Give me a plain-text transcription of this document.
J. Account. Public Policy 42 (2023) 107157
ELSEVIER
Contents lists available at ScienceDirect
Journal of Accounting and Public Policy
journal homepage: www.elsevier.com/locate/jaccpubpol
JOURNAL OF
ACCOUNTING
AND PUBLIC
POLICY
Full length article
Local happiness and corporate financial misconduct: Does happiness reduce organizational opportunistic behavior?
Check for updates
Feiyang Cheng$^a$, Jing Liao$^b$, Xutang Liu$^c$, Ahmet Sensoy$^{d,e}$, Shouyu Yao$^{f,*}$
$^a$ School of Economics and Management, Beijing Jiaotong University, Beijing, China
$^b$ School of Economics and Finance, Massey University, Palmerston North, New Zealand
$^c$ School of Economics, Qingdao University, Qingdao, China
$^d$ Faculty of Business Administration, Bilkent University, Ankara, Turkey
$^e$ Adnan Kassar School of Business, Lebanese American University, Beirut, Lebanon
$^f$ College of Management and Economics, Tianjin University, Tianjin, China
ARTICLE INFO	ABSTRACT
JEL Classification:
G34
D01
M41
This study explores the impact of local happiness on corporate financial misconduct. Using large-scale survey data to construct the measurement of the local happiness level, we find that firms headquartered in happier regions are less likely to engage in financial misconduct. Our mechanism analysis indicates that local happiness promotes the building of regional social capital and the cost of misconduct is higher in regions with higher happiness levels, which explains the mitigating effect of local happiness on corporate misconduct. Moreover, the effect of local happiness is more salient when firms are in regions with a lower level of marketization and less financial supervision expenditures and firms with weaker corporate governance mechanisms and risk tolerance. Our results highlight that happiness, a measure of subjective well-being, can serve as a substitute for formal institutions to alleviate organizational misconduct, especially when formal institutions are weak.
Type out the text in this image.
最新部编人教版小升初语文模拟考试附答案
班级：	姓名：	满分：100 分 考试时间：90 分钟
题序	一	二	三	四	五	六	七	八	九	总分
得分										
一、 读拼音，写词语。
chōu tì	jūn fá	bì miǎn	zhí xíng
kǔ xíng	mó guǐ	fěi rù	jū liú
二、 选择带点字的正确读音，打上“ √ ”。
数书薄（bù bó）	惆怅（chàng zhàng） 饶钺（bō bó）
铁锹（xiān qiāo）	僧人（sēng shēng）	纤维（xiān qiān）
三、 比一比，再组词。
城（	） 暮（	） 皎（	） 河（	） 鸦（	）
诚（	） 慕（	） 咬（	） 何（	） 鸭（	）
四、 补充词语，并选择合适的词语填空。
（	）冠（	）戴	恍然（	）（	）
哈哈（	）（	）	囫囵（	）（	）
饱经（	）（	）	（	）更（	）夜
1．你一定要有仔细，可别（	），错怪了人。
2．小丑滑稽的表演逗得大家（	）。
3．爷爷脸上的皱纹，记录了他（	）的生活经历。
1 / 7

◆ ◆ ◆ ◆ ◆

◆ **PROBLEM DESCRIPTION**
In the records above, collect each line with "happiness".

◆ **RESULT**
Local happiness and corporate financial misconduct: Does happiness reduce organizational opportunistic behavior?
This study explores the impact of local happiness on corporate financial misconduct. Using large-scale survey data to construct the measurement of the local happiness level, we find that firms headquartered in happier regions are less likely to engage in financial misconduct. Our mechanism analysis indicates that local happiness promotes the building of regional social capital and the cost of misconduct is higher in regions with higher happiness levels, which explains the mitigating effect of local happiness on corporate misconduct. Moreover, the effect of local happiness is more salient when firms are in regions with a lower level of marketization and less financial supervision expenditures and firms with weaker corporate governance mechanisms and risk tolerance. Our results highlight that happiness, a measure of subjective well-being, can serve as a substitute for formal institutions to alleviate organizational misconduct, especially when formal institutions are weak.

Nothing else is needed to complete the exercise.